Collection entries

=-=-=-=-=

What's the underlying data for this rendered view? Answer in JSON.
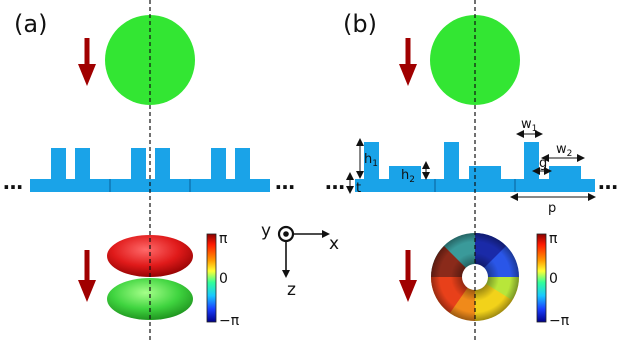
{
  "panels": [
    {
      "label": "(a)",
      "colorbar": {
        "top": "π",
        "mid": "0",
        "bottom": "−π"
      }
    },
    {
      "label": "(b)",
      "colorbar": {
        "top": "π",
        "mid": "0",
        "bottom": "−π"
      },
      "dimensions": {
        "h1": {
          "base": "h",
          "sub": "1"
        },
        "h2": {
          "base": "h",
          "sub": "2"
        },
        "t": "t",
        "w1": {
          "base": "w",
          "sub": "1"
        },
        "w2": {
          "base": "w",
          "sub": "2"
        },
        "g": "g",
        "p": "p"
      }
    }
  ],
  "axes": {
    "x": "x",
    "y": "y",
    "z": "z"
  },
  "ellipsis": "…",
  "colors": {
    "grating": "#1aa3e8",
    "grating_edge": "#0a5f99",
    "beam_green": "#33e633",
    "arrow_red": "#a00000",
    "lobe_red": "#e82020",
    "lobe_green": "#3fd43f"
  }
}
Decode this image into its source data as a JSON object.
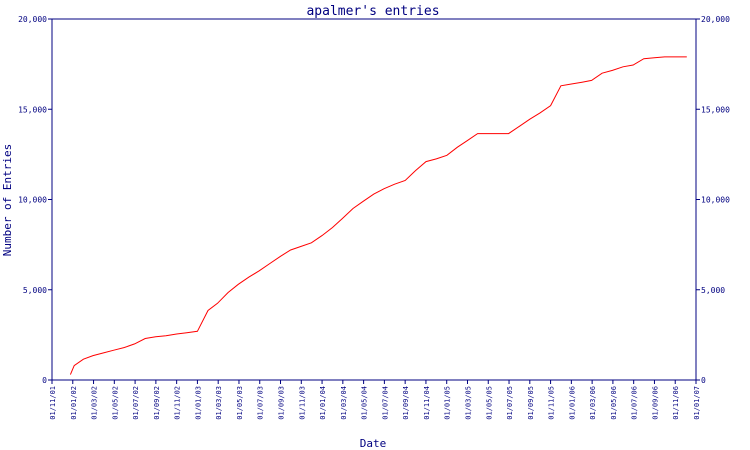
{
  "chart_data": {
    "type": "line",
    "title": "apalmer's entries",
    "xlabel": "Date",
    "ylabel": "Number of Entries",
    "ylim": [
      0,
      20000
    ],
    "y_ticks": [
      0,
      5000,
      10000,
      15000,
      20000
    ],
    "y_tick_labels": [
      "0",
      "5,000",
      "10,000",
      "15,000",
      "20,000"
    ],
    "x_tick_labels": [
      "01/11/01",
      "01/01/02",
      "01/03/02",
      "01/05/02",
      "01/07/02",
      "01/09/02",
      "01/11/02",
      "01/01/03",
      "01/03/03",
      "01/05/03",
      "01/07/03",
      "01/09/03",
      "01/11/03",
      "01/01/04",
      "01/03/04",
      "01/05/04",
      "01/07/04",
      "01/09/04",
      "01/11/04",
      "01/01/05",
      "01/03/05",
      "01/05/05",
      "01/07/05",
      "01/09/05",
      "01/11/05",
      "01/01/06",
      "01/03/06",
      "01/05/06",
      "01/07/06",
      "01/09/06",
      "01/11/06",
      "01/01/07"
    ],
    "grid": false,
    "legend": "none",
    "line_color": "#ff0000",
    "axis_color": "#000080",
    "series": [
      {
        "x": [
          "2001-12-25",
          "2002-01-05",
          "2002-02-01",
          "2002-03-01",
          "2002-04-01",
          "2002-05-01",
          "2002-06-01",
          "2002-07-01",
          "2002-08-01",
          "2002-09-01",
          "2002-10-01",
          "2002-11-01",
          "2002-12-01",
          "2003-01-01",
          "2003-02-01",
          "2003-03-01",
          "2003-04-01",
          "2003-05-01",
          "2003-06-01",
          "2003-07-01",
          "2003-08-01",
          "2003-09-01",
          "2003-10-01",
          "2003-11-01",
          "2003-12-01",
          "2004-01-01",
          "2004-02-01",
          "2004-03-01",
          "2004-04-01",
          "2004-05-01",
          "2004-06-01",
          "2004-07-01",
          "2004-08-01",
          "2004-09-01",
          "2004-10-01",
          "2004-11-01",
          "2004-12-01",
          "2005-01-01",
          "2005-02-01",
          "2005-03-01",
          "2005-04-01",
          "2005-05-01",
          "2005-06-01",
          "2005-07-01",
          "2005-08-01",
          "2005-09-01",
          "2005-10-01",
          "2005-11-01",
          "2005-12-01",
          "2006-01-01",
          "2006-02-01",
          "2006-03-01",
          "2006-04-01",
          "2006-05-01",
          "2006-06-01",
          "2006-07-01",
          "2006-08-01",
          "2006-09-01",
          "2006-10-01",
          "2006-11-01",
          "2006-12-05"
        ],
        "values": [
          300,
          800,
          1150,
          1350,
          1500,
          1650,
          1800,
          2000,
          2300,
          2400,
          2450,
          2550,
          2620,
          2700,
          3850,
          4250,
          4850,
          5300,
          5700,
          6050,
          6450,
          6850,
          7200,
          7400,
          7600,
          8000,
          8450,
          8950,
          9500,
          9900,
          10300,
          10600,
          10850,
          11050,
          11600,
          12100,
          12250,
          12450,
          12900,
          13250,
          13650,
          13650,
          13650,
          13650,
          14050,
          14450,
          14800,
          15200,
          16300,
          16400,
          16500,
          16600,
          17000,
          17150,
          17350,
          17450,
          17800,
          17850,
          17900,
          17900,
          17900
        ]
      }
    ]
  }
}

=-=-=-=-=

GOAL OF THE EXERCISE
Say how many lines of the data include the word "JSON". Respond with the number alone.

FINAL ANSWER
2